▸ Given request
Repeat all the material exactly; pictures stay out of your copy.

-- Material shown start --

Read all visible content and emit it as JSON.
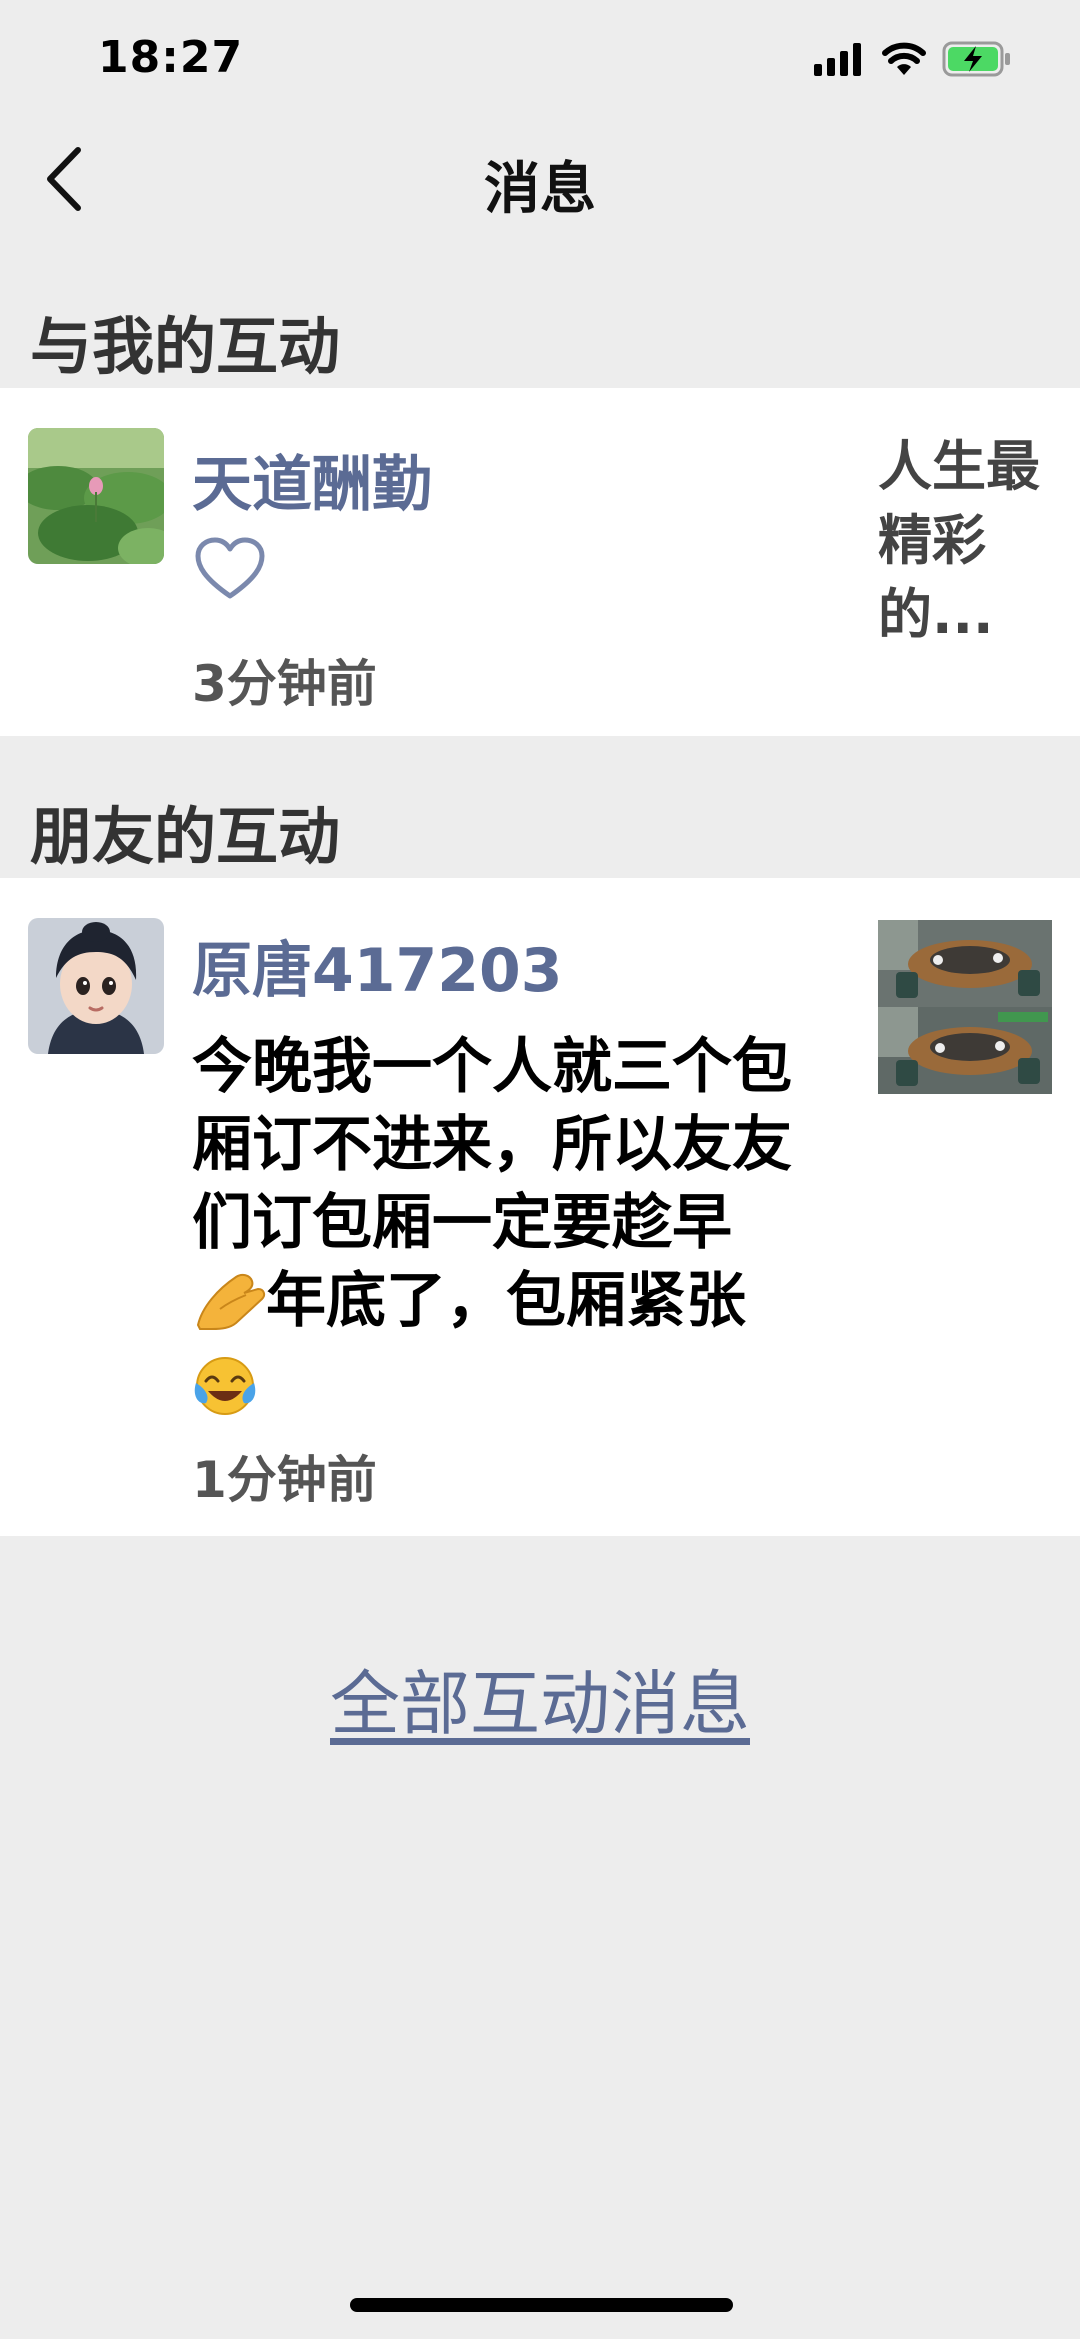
{
  "status_bar": {
    "time": "18:27",
    "signal_icon": "cellular-signal-icon",
    "wifi_icon": "wifi-icon",
    "battery_icon": "battery-charging-icon"
  },
  "nav": {
    "title": "消息",
    "back_icon": "chevron-left-icon"
  },
  "sections": {
    "mine": {
      "header": "与我的互动",
      "item": {
        "nickname": "天道酬勤",
        "action_icon": "heart-outline-icon",
        "time_ago": "3分钟前",
        "post_excerpt": "人生最精彩的..."
      }
    },
    "friends": {
      "header": "朋友的互动",
      "item": {
        "nickname": "原唐417203",
        "comment_parts": {
          "p1": "今晚我一个人就三个包厢订不进来，所以友友们订包厢一定要趁早",
          "p2": "年底了，包厢紧张"
        },
        "emoji1": "pinched-fingers-emoji",
        "emoji2": "tears-of-joy-emoji",
        "time_ago": "1分钟前"
      }
    }
  },
  "footer": {
    "all_messages_link": "全部互动消息"
  },
  "colors": {
    "background": "#ededed",
    "card": "#ffffff",
    "nickname": "#5b6b94",
    "link": "#5b6b94",
    "battery": "#4cd964"
  }
}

-- Material shown end --

▸ Response below
Read all visible content and emit it as JSON.
{
  "status_bar": {
    "time": "18:27",
    "signal_icon": "cellular-signal-icon",
    "wifi_icon": "wifi-icon",
    "battery_icon": "battery-charging-icon"
  },
  "nav": {
    "title": "消息",
    "back_icon": "chevron-left-icon"
  },
  "sections": {
    "mine": {
      "header": "与我的互动",
      "item": {
        "nickname": "天道酬勤",
        "action_icon": "heart-outline-icon",
        "time_ago": "3分钟前",
        "post_excerpt": "人生最精彩的..."
      }
    },
    "friends": {
      "header": "朋友的互动",
      "item": {
        "nickname": "原唐417203",
        "comment_parts": {
          "p1": "今晚我一个人就三个包厢订不进来，所以友友们订包厢一定要趁早",
          "p2": "年底了，包厢紧张"
        },
        "emoji1": "pinched-fingers-emoji",
        "emoji2": "tears-of-joy-emoji",
        "time_ago": "1分钟前"
      }
    }
  },
  "footer": {
    "all_messages_link": "全部互动消息"
  },
  "colors": {
    "background": "#ededed",
    "card": "#ffffff",
    "nickname": "#5b6b94",
    "link": "#5b6b94",
    "battery": "#4cd964"
  }
}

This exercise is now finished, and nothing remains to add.